Data lines >>

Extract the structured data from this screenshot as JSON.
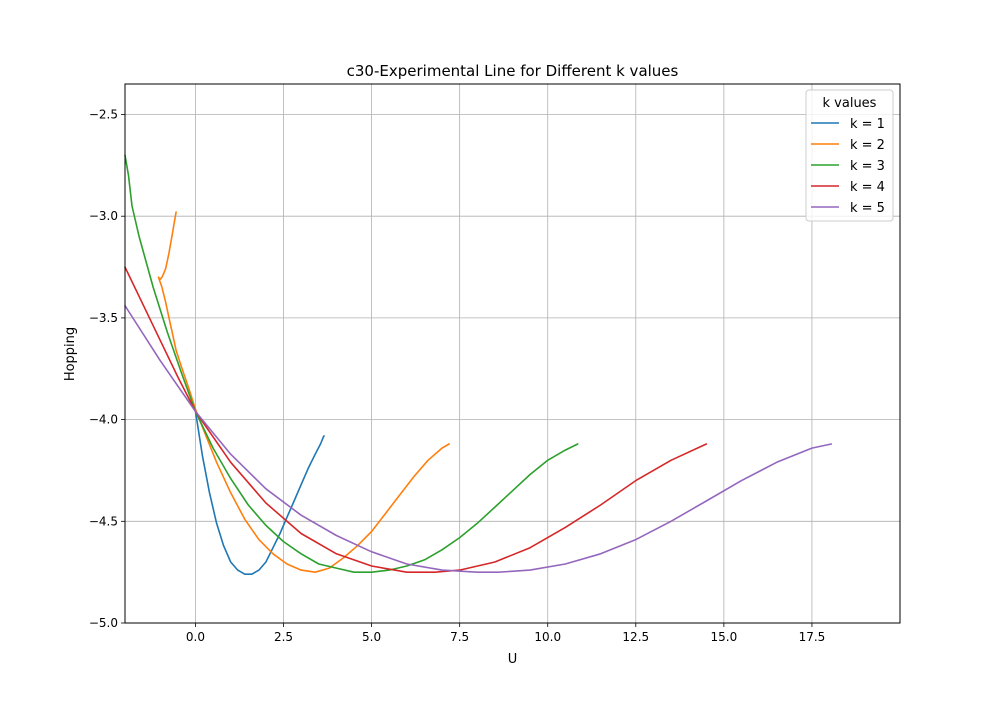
{
  "chart_data": {
    "type": "line",
    "title": "c30-Experimental Line for Different k values",
    "xlabel": "U",
    "ylabel": "Hopping",
    "xlim": [
      -2.0,
      20.0
    ],
    "ylim": [
      -5.0,
      -2.35
    ],
    "xticks": [
      "0.0",
      "2.5",
      "5.0",
      "7.5",
      "10.0",
      "12.5",
      "15.0",
      "17.5"
    ],
    "yticks": [
      "−2.5",
      "−3.0",
      "−3.5",
      "−4.0",
      "−4.5",
      "−5.0"
    ],
    "grid": true,
    "legend": {
      "title": "k values",
      "placement": "top-right"
    },
    "series": [
      {
        "name": "k = 1",
        "color": "#1f77b4",
        "x": [
          0.0,
          0.2,
          0.4,
          0.6,
          0.8,
          1.0,
          1.2,
          1.4,
          1.6,
          1.7,
          1.8,
          2.0,
          2.2,
          2.4,
          2.6,
          2.8,
          3.0,
          3.2,
          3.4,
          3.55,
          3.62,
          3.65
        ],
        "y": [
          -3.96,
          -4.18,
          -4.36,
          -4.51,
          -4.62,
          -4.7,
          -4.74,
          -4.76,
          -4.76,
          -4.75,
          -4.74,
          -4.7,
          -4.63,
          -4.56,
          -4.48,
          -4.4,
          -4.32,
          -4.24,
          -4.17,
          -4.12,
          -4.09,
          -4.08
        ]
      },
      {
        "name": "k = 2",
        "color": "#ff7f0e",
        "x": [
          -0.55,
          -0.6,
          -0.65,
          -0.7,
          -0.75,
          -0.8,
          -0.85,
          -0.9,
          -0.95,
          -1.0,
          -1.05,
          -0.95,
          -0.85,
          -0.75,
          -0.65,
          -0.55,
          -0.4,
          -0.2,
          0.0,
          0.3,
          0.6,
          1.0,
          1.4,
          1.8,
          2.2,
          2.6,
          3.0,
          3.4,
          3.8,
          4.2,
          4.6,
          5.0,
          5.4,
          5.8,
          6.2,
          6.6,
          7.0,
          7.2
        ],
        "y": [
          -2.98,
          -3.03,
          -3.08,
          -3.13,
          -3.18,
          -3.22,
          -3.26,
          -3.28,
          -3.3,
          -3.31,
          -3.3,
          -3.35,
          -3.42,
          -3.5,
          -3.58,
          -3.66,
          -3.74,
          -3.84,
          -3.95,
          -4.08,
          -4.21,
          -4.36,
          -4.49,
          -4.59,
          -4.66,
          -4.71,
          -4.74,
          -4.75,
          -4.73,
          -4.68,
          -4.62,
          -4.55,
          -4.46,
          -4.37,
          -4.28,
          -4.2,
          -4.14,
          -4.12
        ]
      },
      {
        "name": "k = 3",
        "color": "#2ca02c",
        "x": [
          -2.0,
          -1.9,
          -1.8,
          -1.6,
          -1.2,
          -0.8,
          -0.4,
          0.0,
          0.5,
          1.0,
          1.5,
          2.0,
          2.5,
          3.0,
          3.5,
          4.0,
          4.5,
          5.0,
          5.5,
          6.0,
          6.5,
          7.0,
          7.5,
          8.0,
          8.5,
          9.0,
          9.5,
          10.0,
          10.5,
          10.85
        ],
        "y": [
          -2.7,
          -2.8,
          -2.95,
          -3.1,
          -3.35,
          -3.57,
          -3.77,
          -3.96,
          -4.14,
          -4.29,
          -4.42,
          -4.52,
          -4.6,
          -4.66,
          -4.71,
          -4.73,
          -4.75,
          -4.75,
          -4.74,
          -4.72,
          -4.69,
          -4.64,
          -4.58,
          -4.51,
          -4.43,
          -4.35,
          -4.27,
          -4.2,
          -4.15,
          -4.12
        ]
      },
      {
        "name": "k = 4",
        "color": "#d62728",
        "x": [
          -2.0,
          -1.5,
          -1.0,
          -0.5,
          0.0,
          1.0,
          2.0,
          3.0,
          4.0,
          5.0,
          6.0,
          6.8,
          7.5,
          8.5,
          9.5,
          10.5,
          11.5,
          12.5,
          13.5,
          14.5
        ],
        "y": [
          -3.25,
          -3.43,
          -3.61,
          -3.79,
          -3.96,
          -4.21,
          -4.41,
          -4.56,
          -4.66,
          -4.72,
          -4.75,
          -4.75,
          -4.74,
          -4.7,
          -4.63,
          -4.53,
          -4.42,
          -4.3,
          -4.2,
          -4.12
        ]
      },
      {
        "name": "k = 5",
        "color": "#9467bd",
        "x": [
          -2.0,
          -1.0,
          0.0,
          1.0,
          2.0,
          3.0,
          4.0,
          5.0,
          6.0,
          7.0,
          8.0,
          8.6,
          9.5,
          10.5,
          11.5,
          12.5,
          13.5,
          14.5,
          15.5,
          16.5,
          17.5,
          18.05
        ],
        "y": [
          -3.44,
          -3.71,
          -3.96,
          -4.17,
          -4.34,
          -4.47,
          -4.57,
          -4.65,
          -4.71,
          -4.74,
          -4.75,
          -4.75,
          -4.74,
          -4.71,
          -4.66,
          -4.59,
          -4.5,
          -4.4,
          -4.3,
          -4.21,
          -4.14,
          -4.12
        ]
      }
    ]
  }
}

What is required >> What is the number of lines in the data above that include the word "name"? Answer with that number only.

Written solution >> 5